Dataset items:
+===+

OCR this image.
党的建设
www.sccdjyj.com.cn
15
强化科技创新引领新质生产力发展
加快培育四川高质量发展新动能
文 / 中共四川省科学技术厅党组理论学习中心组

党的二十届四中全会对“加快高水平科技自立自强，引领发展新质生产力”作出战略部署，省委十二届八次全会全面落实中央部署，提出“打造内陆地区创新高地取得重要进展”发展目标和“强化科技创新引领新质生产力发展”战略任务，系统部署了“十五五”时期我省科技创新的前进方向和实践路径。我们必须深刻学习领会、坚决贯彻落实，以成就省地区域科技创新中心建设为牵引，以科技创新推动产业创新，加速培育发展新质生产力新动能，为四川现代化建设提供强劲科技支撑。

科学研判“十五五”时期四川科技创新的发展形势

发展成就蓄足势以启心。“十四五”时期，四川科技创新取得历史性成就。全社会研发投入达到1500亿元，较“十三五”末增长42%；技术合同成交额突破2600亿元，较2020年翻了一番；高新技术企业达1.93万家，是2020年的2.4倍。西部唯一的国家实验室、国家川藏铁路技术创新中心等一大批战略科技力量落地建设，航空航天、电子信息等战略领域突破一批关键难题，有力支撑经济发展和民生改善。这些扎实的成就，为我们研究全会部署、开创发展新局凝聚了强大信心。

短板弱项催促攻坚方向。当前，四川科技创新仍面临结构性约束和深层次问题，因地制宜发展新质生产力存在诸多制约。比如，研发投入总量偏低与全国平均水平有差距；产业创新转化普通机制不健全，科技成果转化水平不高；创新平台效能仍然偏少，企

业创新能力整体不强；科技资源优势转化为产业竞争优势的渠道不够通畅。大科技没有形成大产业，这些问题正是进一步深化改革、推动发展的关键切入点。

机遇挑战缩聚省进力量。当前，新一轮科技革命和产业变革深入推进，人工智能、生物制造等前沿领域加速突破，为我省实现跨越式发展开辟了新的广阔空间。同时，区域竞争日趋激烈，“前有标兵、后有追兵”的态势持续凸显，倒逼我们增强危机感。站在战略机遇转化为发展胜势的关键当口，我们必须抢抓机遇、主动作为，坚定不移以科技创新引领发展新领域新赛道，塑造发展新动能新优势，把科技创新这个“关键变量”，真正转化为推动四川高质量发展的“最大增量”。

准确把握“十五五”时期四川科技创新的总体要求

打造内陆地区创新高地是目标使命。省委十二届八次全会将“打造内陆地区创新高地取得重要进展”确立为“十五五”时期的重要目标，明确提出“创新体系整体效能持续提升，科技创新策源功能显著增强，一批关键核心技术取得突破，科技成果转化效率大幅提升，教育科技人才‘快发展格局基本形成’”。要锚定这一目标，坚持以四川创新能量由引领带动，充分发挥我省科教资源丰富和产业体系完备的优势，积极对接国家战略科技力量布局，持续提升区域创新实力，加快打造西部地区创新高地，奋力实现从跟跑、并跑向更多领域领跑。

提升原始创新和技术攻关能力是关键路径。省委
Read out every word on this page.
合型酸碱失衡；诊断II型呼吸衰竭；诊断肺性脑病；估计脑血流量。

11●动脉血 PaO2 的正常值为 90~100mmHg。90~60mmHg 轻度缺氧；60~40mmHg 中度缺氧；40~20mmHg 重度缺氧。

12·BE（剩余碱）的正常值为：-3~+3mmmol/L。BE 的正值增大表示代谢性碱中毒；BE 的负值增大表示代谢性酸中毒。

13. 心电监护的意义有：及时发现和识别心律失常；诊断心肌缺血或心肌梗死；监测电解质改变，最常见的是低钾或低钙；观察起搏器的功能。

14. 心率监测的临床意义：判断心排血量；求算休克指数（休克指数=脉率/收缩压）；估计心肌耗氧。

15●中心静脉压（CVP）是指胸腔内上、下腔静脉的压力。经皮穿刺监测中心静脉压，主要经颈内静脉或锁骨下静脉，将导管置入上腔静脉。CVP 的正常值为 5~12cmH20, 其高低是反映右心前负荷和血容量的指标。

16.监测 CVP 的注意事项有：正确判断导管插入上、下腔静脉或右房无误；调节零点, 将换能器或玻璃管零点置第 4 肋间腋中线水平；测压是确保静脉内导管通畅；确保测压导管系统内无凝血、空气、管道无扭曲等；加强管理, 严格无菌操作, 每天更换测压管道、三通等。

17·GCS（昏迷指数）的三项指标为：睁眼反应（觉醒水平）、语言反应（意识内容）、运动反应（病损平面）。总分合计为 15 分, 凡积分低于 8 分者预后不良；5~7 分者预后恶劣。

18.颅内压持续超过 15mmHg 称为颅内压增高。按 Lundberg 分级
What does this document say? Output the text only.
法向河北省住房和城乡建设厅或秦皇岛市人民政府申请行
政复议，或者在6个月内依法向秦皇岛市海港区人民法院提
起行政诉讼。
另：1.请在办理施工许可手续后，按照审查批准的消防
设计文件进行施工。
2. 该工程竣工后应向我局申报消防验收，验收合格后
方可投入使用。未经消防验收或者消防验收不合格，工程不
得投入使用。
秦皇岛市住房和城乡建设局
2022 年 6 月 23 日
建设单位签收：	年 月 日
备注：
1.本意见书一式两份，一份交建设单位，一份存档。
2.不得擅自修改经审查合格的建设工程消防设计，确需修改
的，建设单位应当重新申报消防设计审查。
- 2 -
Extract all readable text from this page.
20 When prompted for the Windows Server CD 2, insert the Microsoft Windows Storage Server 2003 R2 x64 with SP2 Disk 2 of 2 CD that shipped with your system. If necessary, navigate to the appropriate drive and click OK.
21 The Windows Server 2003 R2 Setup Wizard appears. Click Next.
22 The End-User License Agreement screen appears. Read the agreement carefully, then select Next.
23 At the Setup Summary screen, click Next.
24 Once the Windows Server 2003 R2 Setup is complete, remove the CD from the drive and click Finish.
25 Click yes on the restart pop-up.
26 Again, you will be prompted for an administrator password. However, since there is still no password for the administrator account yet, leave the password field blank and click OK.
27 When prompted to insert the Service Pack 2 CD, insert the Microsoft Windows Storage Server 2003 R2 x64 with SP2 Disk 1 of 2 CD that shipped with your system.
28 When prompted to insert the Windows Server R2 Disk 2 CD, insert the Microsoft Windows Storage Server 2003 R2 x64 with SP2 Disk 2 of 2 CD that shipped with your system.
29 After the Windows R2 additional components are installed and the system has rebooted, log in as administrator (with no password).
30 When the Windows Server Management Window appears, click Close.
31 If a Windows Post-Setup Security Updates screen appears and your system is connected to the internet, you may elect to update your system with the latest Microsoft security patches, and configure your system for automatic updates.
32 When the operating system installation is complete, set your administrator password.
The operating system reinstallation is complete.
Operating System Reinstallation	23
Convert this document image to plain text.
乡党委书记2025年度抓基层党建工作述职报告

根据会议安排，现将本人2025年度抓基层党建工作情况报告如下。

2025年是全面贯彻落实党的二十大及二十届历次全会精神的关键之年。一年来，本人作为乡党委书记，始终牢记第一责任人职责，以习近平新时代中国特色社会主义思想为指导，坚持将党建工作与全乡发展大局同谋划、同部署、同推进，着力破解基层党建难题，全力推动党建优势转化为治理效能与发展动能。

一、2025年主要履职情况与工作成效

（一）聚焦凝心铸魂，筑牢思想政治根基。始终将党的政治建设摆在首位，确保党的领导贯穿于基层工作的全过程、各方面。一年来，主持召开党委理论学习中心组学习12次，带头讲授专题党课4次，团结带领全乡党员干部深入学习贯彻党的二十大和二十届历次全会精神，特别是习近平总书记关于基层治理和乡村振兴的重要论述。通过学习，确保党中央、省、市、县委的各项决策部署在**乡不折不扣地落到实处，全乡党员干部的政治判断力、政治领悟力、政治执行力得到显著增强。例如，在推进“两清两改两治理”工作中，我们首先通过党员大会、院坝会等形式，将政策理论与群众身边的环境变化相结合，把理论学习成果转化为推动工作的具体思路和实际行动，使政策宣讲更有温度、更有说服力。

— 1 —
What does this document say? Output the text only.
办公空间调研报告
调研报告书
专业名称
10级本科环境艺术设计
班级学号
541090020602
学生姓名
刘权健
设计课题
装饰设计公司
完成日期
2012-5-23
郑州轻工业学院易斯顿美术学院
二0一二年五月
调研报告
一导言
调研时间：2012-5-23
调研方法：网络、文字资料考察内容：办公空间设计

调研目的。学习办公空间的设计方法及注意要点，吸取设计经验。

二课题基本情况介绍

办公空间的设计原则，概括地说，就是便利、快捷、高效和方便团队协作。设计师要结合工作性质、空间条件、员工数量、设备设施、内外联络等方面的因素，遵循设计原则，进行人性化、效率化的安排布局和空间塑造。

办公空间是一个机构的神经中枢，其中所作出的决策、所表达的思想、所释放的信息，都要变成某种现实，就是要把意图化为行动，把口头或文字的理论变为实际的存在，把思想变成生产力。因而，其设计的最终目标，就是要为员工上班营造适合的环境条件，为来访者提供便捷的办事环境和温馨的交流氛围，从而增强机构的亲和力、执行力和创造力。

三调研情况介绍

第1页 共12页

+===+

YOUR OBJECTIVE:
Count the lines in the records above that contain the word "的正常值为", and give only that number.

RESPONSE BELOW:
3